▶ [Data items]
=====
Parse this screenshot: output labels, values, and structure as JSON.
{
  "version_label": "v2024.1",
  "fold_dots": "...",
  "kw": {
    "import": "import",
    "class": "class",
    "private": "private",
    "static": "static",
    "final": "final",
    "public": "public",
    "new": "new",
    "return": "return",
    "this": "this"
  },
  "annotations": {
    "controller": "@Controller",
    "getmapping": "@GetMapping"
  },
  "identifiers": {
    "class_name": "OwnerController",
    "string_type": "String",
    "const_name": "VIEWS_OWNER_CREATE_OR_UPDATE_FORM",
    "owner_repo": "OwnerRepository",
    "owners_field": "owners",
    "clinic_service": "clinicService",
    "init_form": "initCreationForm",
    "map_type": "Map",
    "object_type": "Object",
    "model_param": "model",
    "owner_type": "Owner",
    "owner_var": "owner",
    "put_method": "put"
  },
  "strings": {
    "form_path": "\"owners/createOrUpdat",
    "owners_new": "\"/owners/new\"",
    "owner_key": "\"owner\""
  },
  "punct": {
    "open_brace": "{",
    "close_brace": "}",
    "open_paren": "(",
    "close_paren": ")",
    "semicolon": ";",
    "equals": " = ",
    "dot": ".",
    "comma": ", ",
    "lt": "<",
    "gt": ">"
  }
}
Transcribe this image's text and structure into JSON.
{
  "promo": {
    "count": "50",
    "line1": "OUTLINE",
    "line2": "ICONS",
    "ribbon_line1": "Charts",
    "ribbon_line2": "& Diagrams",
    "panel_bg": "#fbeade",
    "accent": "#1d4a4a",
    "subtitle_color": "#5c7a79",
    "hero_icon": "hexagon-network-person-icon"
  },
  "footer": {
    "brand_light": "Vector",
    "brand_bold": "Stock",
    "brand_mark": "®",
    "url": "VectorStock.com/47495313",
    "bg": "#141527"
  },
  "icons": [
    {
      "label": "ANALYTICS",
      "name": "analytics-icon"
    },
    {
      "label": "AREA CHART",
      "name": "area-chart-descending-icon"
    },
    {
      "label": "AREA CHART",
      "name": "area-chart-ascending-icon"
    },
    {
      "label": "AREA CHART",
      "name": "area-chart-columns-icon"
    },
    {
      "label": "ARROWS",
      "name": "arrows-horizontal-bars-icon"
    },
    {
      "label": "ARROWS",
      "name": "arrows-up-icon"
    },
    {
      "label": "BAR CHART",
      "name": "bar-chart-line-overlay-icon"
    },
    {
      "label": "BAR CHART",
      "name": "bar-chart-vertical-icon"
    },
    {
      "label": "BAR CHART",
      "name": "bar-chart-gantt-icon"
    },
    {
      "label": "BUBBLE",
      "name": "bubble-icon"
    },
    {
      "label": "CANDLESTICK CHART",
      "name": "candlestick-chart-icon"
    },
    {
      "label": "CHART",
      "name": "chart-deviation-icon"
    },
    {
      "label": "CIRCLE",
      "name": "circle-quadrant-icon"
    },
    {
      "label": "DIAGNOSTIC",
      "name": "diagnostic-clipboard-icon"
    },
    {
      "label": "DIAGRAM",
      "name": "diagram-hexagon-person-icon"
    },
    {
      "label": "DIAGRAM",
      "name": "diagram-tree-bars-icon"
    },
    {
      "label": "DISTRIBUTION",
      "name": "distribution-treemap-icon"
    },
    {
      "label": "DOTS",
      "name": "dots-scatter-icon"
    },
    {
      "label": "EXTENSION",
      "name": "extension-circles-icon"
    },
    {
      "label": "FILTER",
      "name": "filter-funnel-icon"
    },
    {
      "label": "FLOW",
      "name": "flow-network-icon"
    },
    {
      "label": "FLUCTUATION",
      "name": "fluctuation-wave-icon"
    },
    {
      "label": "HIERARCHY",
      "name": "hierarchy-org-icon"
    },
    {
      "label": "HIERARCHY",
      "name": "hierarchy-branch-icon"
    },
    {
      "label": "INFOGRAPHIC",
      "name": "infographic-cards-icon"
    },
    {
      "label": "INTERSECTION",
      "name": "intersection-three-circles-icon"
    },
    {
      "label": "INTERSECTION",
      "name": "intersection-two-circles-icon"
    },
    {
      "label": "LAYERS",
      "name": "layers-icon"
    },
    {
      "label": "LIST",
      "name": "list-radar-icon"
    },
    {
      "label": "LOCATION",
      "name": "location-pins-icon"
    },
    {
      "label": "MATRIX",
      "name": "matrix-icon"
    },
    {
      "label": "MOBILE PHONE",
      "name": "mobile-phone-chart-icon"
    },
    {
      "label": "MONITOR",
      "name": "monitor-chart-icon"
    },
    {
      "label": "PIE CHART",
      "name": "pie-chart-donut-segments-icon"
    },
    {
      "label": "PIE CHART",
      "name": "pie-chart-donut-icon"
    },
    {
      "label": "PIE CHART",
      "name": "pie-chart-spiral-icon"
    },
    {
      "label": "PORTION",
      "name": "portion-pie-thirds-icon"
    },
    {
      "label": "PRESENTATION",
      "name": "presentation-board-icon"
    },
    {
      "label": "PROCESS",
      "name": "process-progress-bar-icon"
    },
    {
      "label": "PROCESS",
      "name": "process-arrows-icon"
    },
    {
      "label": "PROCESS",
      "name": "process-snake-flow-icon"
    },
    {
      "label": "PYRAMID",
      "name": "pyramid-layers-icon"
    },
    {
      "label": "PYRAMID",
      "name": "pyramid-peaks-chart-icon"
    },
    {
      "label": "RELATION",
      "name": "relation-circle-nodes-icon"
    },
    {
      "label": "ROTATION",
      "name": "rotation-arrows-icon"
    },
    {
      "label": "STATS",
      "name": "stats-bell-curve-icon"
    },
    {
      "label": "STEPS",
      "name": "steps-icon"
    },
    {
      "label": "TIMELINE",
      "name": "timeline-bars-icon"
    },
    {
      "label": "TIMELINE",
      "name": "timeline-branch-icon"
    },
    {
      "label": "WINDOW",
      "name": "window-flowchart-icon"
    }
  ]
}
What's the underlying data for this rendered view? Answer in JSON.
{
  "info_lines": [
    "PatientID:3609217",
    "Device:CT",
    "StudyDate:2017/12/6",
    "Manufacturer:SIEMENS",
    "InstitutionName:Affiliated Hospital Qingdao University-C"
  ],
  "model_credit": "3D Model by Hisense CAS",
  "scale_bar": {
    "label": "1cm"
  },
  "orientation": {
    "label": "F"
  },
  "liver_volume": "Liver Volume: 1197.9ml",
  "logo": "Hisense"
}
=====
▶ [Exercise prompt]
Starting from the line containing "What's the underlying" and ending with the final line of the data, reproduce each line exactly as it appears, including no other lines.

▶ [Full answer]
What's the underlying data for this rendered view? Answer in JSON.
{
  "info_lines": [
    "PatientID:3609217",
    "Device:CT",
    "StudyDate:2017/12/6",
    "Manufacturer:SIEMENS",
    "InstitutionName:Affiliated Hospital Qingdao University-C"
  ],
  "model_credit": "3D Model by Hisense CAS",
  "scale_bar": {
    "label": "1cm"
  },
  "orientation": {
    "label": "F"
  },
  "liver_volume": "Liver Volume: 1197.9ml",
  "logo": "Hisense"
}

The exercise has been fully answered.